WHAT YOU SHOULD DO
Scan the data for lines with "population" and report the count by itself.

DATA FOR THIS TASK

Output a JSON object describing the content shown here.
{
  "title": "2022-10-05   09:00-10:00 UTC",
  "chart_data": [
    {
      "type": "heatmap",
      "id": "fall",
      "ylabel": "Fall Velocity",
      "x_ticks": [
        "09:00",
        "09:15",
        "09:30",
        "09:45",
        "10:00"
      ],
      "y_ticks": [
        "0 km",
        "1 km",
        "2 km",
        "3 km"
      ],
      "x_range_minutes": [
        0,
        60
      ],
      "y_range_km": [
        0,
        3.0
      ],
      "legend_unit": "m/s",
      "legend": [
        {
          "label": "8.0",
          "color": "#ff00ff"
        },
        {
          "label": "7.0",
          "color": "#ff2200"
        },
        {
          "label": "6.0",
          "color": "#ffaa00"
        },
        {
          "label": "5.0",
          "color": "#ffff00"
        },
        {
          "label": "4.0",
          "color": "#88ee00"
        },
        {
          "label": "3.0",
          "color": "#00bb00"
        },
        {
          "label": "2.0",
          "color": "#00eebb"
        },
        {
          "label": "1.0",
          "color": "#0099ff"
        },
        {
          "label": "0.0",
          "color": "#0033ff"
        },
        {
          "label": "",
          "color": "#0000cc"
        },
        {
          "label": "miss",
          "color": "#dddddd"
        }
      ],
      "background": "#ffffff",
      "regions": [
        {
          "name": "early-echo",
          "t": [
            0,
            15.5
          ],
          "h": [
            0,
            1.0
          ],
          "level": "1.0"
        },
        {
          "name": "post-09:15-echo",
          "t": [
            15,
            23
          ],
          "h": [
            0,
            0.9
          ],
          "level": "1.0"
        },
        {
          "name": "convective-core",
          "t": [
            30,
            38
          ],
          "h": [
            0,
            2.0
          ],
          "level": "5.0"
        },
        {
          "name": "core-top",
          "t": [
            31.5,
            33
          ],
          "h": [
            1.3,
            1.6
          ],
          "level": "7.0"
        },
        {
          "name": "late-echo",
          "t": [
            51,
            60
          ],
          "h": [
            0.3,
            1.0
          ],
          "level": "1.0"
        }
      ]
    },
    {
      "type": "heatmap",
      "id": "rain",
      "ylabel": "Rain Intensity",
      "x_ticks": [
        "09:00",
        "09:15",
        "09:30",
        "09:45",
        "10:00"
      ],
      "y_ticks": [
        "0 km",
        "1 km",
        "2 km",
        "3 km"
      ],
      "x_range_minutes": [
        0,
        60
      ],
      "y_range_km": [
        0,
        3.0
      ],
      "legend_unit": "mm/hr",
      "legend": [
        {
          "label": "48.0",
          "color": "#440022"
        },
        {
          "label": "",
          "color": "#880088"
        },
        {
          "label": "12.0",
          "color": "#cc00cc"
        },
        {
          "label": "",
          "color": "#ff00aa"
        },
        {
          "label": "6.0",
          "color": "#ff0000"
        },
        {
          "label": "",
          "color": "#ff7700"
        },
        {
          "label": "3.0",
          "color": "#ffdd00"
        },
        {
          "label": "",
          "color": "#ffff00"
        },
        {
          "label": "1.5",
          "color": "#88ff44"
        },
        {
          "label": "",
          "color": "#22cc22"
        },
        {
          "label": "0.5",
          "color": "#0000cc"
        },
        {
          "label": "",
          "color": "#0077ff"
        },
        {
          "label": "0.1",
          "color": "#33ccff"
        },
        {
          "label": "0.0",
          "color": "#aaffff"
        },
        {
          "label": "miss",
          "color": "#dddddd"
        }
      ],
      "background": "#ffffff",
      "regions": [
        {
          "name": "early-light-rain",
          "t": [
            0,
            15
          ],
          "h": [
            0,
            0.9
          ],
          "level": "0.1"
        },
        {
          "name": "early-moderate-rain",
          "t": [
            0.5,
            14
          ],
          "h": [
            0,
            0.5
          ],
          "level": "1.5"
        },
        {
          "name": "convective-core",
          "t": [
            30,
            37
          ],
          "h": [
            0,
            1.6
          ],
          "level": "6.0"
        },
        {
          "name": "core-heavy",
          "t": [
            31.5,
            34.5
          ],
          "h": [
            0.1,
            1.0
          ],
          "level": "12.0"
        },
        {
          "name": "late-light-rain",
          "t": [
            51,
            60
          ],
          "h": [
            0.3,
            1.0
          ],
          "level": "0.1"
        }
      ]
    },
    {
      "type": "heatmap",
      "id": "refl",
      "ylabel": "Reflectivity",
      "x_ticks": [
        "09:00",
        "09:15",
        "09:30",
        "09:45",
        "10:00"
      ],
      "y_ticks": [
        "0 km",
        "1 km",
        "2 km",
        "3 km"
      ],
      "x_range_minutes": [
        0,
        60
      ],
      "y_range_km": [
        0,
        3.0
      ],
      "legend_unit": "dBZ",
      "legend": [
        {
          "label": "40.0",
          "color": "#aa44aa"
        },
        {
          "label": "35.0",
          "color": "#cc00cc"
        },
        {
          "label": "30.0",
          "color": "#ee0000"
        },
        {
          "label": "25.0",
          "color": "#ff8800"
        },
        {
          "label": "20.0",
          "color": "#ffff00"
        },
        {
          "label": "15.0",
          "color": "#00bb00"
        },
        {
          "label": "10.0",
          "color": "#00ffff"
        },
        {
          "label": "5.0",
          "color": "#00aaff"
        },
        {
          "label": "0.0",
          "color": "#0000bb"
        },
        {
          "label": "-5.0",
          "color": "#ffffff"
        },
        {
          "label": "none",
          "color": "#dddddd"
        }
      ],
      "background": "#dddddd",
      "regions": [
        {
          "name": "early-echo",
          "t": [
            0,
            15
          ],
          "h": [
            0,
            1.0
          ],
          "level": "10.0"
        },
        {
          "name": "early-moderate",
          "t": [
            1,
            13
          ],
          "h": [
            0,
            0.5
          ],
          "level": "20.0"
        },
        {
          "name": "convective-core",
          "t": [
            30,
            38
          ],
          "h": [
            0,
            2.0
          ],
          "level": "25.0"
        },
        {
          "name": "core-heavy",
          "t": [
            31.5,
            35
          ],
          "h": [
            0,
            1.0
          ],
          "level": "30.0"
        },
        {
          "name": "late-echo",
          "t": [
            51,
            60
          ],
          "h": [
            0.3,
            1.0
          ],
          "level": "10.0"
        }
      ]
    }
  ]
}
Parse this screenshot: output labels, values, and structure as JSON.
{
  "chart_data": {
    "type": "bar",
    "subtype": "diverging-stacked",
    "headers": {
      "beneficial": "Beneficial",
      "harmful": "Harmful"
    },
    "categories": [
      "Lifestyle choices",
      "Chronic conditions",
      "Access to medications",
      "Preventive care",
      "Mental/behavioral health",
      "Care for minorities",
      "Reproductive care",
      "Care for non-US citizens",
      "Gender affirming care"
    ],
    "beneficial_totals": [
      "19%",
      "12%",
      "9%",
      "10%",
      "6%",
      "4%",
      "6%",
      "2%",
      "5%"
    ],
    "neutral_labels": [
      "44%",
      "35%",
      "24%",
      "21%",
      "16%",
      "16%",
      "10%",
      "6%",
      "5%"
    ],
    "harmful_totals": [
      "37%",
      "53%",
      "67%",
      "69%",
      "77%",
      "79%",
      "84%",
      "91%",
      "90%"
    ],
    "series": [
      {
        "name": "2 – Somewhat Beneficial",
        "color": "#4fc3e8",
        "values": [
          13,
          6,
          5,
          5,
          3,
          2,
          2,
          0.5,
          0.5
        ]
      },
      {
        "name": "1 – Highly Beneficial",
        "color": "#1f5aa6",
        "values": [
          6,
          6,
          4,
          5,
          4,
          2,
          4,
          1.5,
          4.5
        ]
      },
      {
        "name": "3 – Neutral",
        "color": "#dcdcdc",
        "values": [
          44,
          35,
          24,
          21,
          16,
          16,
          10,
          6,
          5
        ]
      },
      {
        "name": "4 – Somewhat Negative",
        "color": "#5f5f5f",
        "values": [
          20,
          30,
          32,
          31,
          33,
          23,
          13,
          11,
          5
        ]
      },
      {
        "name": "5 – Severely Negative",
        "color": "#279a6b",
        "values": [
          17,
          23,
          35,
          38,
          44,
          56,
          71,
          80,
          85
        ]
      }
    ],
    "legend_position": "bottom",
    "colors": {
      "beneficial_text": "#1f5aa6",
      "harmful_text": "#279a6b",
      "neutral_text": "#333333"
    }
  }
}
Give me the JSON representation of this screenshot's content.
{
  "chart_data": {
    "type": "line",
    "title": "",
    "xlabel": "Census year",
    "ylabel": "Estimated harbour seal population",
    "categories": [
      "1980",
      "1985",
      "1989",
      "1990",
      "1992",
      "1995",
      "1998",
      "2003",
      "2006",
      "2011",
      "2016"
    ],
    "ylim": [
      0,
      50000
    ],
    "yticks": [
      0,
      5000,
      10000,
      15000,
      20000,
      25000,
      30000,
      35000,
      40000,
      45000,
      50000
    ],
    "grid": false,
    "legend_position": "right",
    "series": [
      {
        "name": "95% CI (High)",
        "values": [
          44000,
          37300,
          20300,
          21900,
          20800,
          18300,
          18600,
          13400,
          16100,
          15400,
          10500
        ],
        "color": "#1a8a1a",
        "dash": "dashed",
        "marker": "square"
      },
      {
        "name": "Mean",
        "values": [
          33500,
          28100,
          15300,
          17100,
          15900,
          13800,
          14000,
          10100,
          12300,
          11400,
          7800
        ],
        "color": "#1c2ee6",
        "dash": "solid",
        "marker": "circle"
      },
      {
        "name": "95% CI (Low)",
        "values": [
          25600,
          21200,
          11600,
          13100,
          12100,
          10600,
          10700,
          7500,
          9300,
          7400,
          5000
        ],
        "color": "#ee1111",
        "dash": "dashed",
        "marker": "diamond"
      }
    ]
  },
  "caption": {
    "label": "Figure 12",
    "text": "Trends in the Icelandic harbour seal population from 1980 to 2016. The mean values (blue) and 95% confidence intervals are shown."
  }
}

CORRECT ANSWER
2